Set problem — Output all the material that follows, exactly as given.

++++ Provided records ++++

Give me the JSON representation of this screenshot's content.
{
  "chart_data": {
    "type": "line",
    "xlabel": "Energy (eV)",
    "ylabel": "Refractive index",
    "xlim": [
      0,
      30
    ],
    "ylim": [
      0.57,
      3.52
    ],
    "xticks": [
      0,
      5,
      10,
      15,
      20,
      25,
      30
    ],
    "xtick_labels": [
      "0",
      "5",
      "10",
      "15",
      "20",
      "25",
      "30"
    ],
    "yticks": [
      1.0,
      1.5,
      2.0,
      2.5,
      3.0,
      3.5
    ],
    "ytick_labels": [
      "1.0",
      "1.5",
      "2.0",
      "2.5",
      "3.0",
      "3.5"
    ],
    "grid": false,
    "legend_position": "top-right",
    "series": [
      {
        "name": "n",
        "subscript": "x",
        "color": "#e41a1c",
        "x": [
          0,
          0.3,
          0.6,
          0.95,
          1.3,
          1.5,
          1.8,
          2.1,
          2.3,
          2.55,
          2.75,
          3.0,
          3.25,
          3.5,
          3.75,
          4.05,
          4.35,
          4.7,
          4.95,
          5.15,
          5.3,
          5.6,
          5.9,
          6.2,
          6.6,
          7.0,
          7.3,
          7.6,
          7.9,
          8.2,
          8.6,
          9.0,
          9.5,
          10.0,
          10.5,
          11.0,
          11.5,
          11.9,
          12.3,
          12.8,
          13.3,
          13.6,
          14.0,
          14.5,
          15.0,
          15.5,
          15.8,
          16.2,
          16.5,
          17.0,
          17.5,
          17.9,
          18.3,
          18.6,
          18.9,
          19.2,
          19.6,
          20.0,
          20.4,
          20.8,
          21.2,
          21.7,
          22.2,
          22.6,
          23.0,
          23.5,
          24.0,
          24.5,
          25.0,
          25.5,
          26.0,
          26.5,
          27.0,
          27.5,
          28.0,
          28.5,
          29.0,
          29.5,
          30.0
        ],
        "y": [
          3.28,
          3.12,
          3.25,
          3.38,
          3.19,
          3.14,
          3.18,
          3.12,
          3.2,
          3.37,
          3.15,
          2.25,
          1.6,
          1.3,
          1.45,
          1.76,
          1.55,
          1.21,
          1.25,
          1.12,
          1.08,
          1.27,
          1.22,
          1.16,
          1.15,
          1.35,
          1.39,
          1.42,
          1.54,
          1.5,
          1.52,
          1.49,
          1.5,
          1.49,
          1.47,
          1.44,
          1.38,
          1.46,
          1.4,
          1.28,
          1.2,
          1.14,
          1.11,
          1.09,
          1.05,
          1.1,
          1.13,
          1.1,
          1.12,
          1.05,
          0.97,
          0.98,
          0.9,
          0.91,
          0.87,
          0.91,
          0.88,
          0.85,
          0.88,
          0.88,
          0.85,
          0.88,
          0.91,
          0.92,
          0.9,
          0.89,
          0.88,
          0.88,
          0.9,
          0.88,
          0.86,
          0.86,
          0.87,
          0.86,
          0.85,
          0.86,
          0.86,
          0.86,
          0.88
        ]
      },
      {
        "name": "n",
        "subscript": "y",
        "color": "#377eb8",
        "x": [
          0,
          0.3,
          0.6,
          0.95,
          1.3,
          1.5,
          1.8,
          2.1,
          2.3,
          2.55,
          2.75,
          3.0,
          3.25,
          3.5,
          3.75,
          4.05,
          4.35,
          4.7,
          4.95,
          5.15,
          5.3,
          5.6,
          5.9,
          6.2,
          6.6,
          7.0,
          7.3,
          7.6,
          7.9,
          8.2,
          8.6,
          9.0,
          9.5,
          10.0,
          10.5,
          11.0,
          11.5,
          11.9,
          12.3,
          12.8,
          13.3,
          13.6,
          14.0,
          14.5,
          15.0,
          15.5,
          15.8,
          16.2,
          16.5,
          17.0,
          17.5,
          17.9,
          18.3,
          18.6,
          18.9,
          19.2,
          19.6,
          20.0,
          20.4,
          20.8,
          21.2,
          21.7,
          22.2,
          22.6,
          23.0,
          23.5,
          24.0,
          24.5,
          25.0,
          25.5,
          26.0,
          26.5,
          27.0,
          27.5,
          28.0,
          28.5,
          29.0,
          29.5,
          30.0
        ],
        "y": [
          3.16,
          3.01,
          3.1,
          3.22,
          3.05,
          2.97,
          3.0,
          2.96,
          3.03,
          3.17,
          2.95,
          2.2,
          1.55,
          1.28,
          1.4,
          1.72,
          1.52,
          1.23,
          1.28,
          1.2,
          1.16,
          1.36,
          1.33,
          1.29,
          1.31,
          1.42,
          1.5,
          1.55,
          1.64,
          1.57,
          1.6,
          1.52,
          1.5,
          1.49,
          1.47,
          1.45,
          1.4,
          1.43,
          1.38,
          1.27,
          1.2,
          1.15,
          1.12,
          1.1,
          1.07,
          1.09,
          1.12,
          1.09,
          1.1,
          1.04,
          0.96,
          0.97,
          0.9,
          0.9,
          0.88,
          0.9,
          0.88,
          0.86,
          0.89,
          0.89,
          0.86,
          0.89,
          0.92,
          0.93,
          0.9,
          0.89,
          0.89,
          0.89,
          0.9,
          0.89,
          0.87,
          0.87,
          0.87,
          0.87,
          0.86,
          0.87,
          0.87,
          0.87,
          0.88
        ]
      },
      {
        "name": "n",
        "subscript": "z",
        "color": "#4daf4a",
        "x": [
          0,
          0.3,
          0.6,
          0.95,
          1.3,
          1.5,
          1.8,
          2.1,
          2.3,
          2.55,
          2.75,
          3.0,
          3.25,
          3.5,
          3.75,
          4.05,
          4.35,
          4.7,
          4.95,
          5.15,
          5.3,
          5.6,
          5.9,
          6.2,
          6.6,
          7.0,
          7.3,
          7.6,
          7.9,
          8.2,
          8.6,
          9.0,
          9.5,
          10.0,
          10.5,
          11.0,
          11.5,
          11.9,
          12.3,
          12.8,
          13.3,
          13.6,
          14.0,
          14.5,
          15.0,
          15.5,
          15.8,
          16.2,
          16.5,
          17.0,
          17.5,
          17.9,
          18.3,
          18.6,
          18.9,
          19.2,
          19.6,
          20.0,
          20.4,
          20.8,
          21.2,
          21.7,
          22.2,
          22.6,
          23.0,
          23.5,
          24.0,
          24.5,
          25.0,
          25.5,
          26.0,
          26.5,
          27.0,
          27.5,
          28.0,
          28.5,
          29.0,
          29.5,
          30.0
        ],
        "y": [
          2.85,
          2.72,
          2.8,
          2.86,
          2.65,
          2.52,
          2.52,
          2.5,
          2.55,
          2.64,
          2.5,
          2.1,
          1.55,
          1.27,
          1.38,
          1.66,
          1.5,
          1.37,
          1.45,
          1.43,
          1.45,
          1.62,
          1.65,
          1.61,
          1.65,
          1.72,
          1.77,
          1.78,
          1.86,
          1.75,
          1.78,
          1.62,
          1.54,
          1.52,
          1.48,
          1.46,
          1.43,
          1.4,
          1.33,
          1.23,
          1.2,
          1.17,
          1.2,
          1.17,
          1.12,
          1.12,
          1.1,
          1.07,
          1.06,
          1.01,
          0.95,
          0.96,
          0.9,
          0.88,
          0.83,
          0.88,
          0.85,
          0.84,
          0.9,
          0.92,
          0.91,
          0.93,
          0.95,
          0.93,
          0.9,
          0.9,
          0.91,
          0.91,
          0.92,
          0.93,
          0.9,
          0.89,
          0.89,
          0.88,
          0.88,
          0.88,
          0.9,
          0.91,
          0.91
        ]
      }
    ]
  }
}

++++

The output —
Give me the JSON representation of this screenshot's content.
{
  "chart_data": {
    "type": "line",
    "xlabel": "Energy (eV)",
    "ylabel": "Refractive index",
    "xlim": [
      0,
      30
    ],
    "ylim": [
      0.57,
      3.52
    ],
    "xticks": [
      0,
      5,
      10,
      15,
      20,
      25,
      30
    ],
    "xtick_labels": [
      "0",
      "5",
      "10",
      "15",
      "20",
      "25",
      "30"
    ],
    "yticks": [
      1.0,
      1.5,
      2.0,
      2.5,
      3.0,
      3.5
    ],
    "ytick_labels": [
      "1.0",
      "1.5",
      "2.0",
      "2.5",
      "3.0",
      "3.5"
    ],
    "grid": false,
    "legend_position": "top-right",
    "series": [
      {
        "name": "n",
        "subscript": "x",
        "color": "#e41a1c",
        "x": [
          0,
          0.3,
          0.6,
          0.95,
          1.3,
          1.5,
          1.8,
          2.1,
          2.3,
          2.55,
          2.75,
          3.0,
          3.25,
          3.5,
          3.75,
          4.05,
          4.35,
          4.7,
          4.95,
          5.15,
          5.3,
          5.6,
          5.9,
          6.2,
          6.6,
          7.0,
          7.3,
          7.6,
          7.9,
          8.2,
          8.6,
          9.0,
          9.5,
          10.0,
          10.5,
          11.0,
          11.5,
          11.9,
          12.3,
          12.8,
          13.3,
          13.6,
          14.0,
          14.5,
          15.0,
          15.5,
          15.8,
          16.2,
          16.5,
          17.0,
          17.5,
          17.9,
          18.3,
          18.6,
          18.9,
          19.2,
          19.6,
          20.0,
          20.4,
          20.8,
          21.2,
          21.7,
          22.2,
          22.6,
          23.0,
          23.5,
          24.0,
          24.5,
          25.0,
          25.5,
          26.0,
          26.5,
          27.0,
          27.5,
          28.0,
          28.5,
          29.0,
          29.5,
          30.0
        ],
        "y": [
          3.28,
          3.12,
          3.25,
          3.38,
          3.19,
          3.14,
          3.18,
          3.12,
          3.2,
          3.37,
          3.15,
          2.25,
          1.6,
          1.3,
          1.45,
          1.76,
          1.55,
          1.21,
          1.25,
          1.12,
          1.08,
          1.27,
          1.22,
          1.16,
          1.15,
          1.35,
          1.39,
          1.42,
          1.54,
          1.5,
          1.52,
          1.49,
          1.5,
          1.49,
          1.47,
          1.44,
          1.38,
          1.46,
          1.4,
          1.28,
          1.2,
          1.14,
          1.11,
          1.09,
          1.05,
          1.1,
          1.13,
          1.1,
          1.12,
          1.05,
          0.97,
          0.98,
          0.9,
          0.91,
          0.87,
          0.91,
          0.88,
          0.85,
          0.88,
          0.88,
          0.85,
          0.88,
          0.91,
          0.92,
          0.9,
          0.89,
          0.88,
          0.88,
          0.9,
          0.88,
          0.86,
          0.86,
          0.87,
          0.86,
          0.85,
          0.86,
          0.86,
          0.86,
          0.88
        ]
      },
      {
        "name": "n",
        "subscript": "y",
        "color": "#377eb8",
        "x": [
          0,
          0.3,
          0.6,
          0.95,
          1.3,
          1.5,
          1.8,
          2.1,
          2.3,
          2.55,
          2.75,
          3.0,
          3.25,
          3.5,
          3.75,
          4.05,
          4.35,
          4.7,
          4.95,
          5.15,
          5.3,
          5.6,
          5.9,
          6.2,
          6.6,
          7.0,
          7.3,
          7.6,
          7.9,
          8.2,
          8.6,
          9.0,
          9.5,
          10.0,
          10.5,
          11.0,
          11.5,
          11.9,
          12.3,
          12.8,
          13.3,
          13.6,
          14.0,
          14.5,
          15.0,
          15.5,
          15.8,
          16.2,
          16.5,
          17.0,
          17.5,
          17.9,
          18.3,
          18.6,
          18.9,
          19.2,
          19.6,
          20.0,
          20.4,
          20.8,
          21.2,
          21.7,
          22.2,
          22.6,
          23.0,
          23.5,
          24.0,
          24.5,
          25.0,
          25.5,
          26.0,
          26.5,
          27.0,
          27.5,
          28.0,
          28.5,
          29.0,
          29.5,
          30.0
        ],
        "y": [
          3.16,
          3.01,
          3.1,
          3.22,
          3.05,
          2.97,
          3.0,
          2.96,
          3.03,
          3.17,
          2.95,
          2.2,
          1.55,
          1.28,
          1.4,
          1.72,
          1.52,
          1.23,
          1.28,
          1.2,
          1.16,
          1.36,
          1.33,
          1.29,
          1.31,
          1.42,
          1.5,
          1.55,
          1.64,
          1.57,
          1.6,
          1.52,
          1.5,
          1.49,
          1.47,
          1.45,
          1.4,
          1.43,
          1.38,
          1.27,
          1.2,
          1.15,
          1.12,
          1.1,
          1.07,
          1.09,
          1.12,
          1.09,
          1.1,
          1.04,
          0.96,
          0.97,
          0.9,
          0.9,
          0.88,
          0.9,
          0.88,
          0.86,
          0.89,
          0.89,
          0.86,
          0.89,
          0.92,
          0.93,
          0.9,
          0.89,
          0.89,
          0.89,
          0.9,
          0.89,
          0.87,
          0.87,
          0.87,
          0.87,
          0.86,
          0.87,
          0.87,
          0.87,
          0.88
        ]
      },
      {
        "name": "n",
        "subscript": "z",
        "color": "#4daf4a",
        "x": [
          0,
          0.3,
          0.6,
          0.95,
          1.3,
          1.5,
          1.8,
          2.1,
          2.3,
          2.55,
          2.75,
          3.0,
          3.25,
          3.5,
          3.75,
          4.05,
          4.35,
          4.7,
          4.95,
          5.15,
          5.3,
          5.6,
          5.9,
          6.2,
          6.6,
          7.0,
          7.3,
          7.6,
          7.9,
          8.2,
          8.6,
          9.0,
          9.5,
          10.0,
          10.5,
          11.0,
          11.5,
          11.9,
          12.3,
          12.8,
          13.3,
          13.6,
          14.0,
          14.5,
          15.0,
          15.5,
          15.8,
          16.2,
          16.5,
          17.0,
          17.5,
          17.9,
          18.3,
          18.6,
          18.9,
          19.2,
          19.6,
          20.0,
          20.4,
          20.8,
          21.2,
          21.7,
          22.2,
          22.6,
          23.0,
          23.5,
          24.0,
          24.5,
          25.0,
          25.5,
          26.0,
          26.5,
          27.0,
          27.5,
          28.0,
          28.5,
          29.0,
          29.5,
          30.0
        ],
        "y": [
          2.85,
          2.72,
          2.8,
          2.86,
          2.65,
          2.52,
          2.52,
          2.5,
          2.55,
          2.64,
          2.5,
          2.1,
          1.55,
          1.27,
          1.38,
          1.66,
          1.5,
          1.37,
          1.45,
          1.43,
          1.45,
          1.62,
          1.65,
          1.61,
          1.65,
          1.72,
          1.77,
          1.78,
          1.86,
          1.75,
          1.78,
          1.62,
          1.54,
          1.52,
          1.48,
          1.46,
          1.43,
          1.4,
          1.33,
          1.23,
          1.2,
          1.17,
          1.2,
          1.17,
          1.12,
          1.12,
          1.1,
          1.07,
          1.06,
          1.01,
          0.95,
          0.96,
          0.9,
          0.88,
          0.83,
          0.88,
          0.85,
          0.84,
          0.9,
          0.92,
          0.91,
          0.93,
          0.95,
          0.93,
          0.9,
          0.9,
          0.91,
          0.91,
          0.92,
          0.93,
          0.9,
          0.89,
          0.89,
          0.88,
          0.88,
          0.88,
          0.9,
          0.91,
          0.91
        ]
      }
    ]
  }
}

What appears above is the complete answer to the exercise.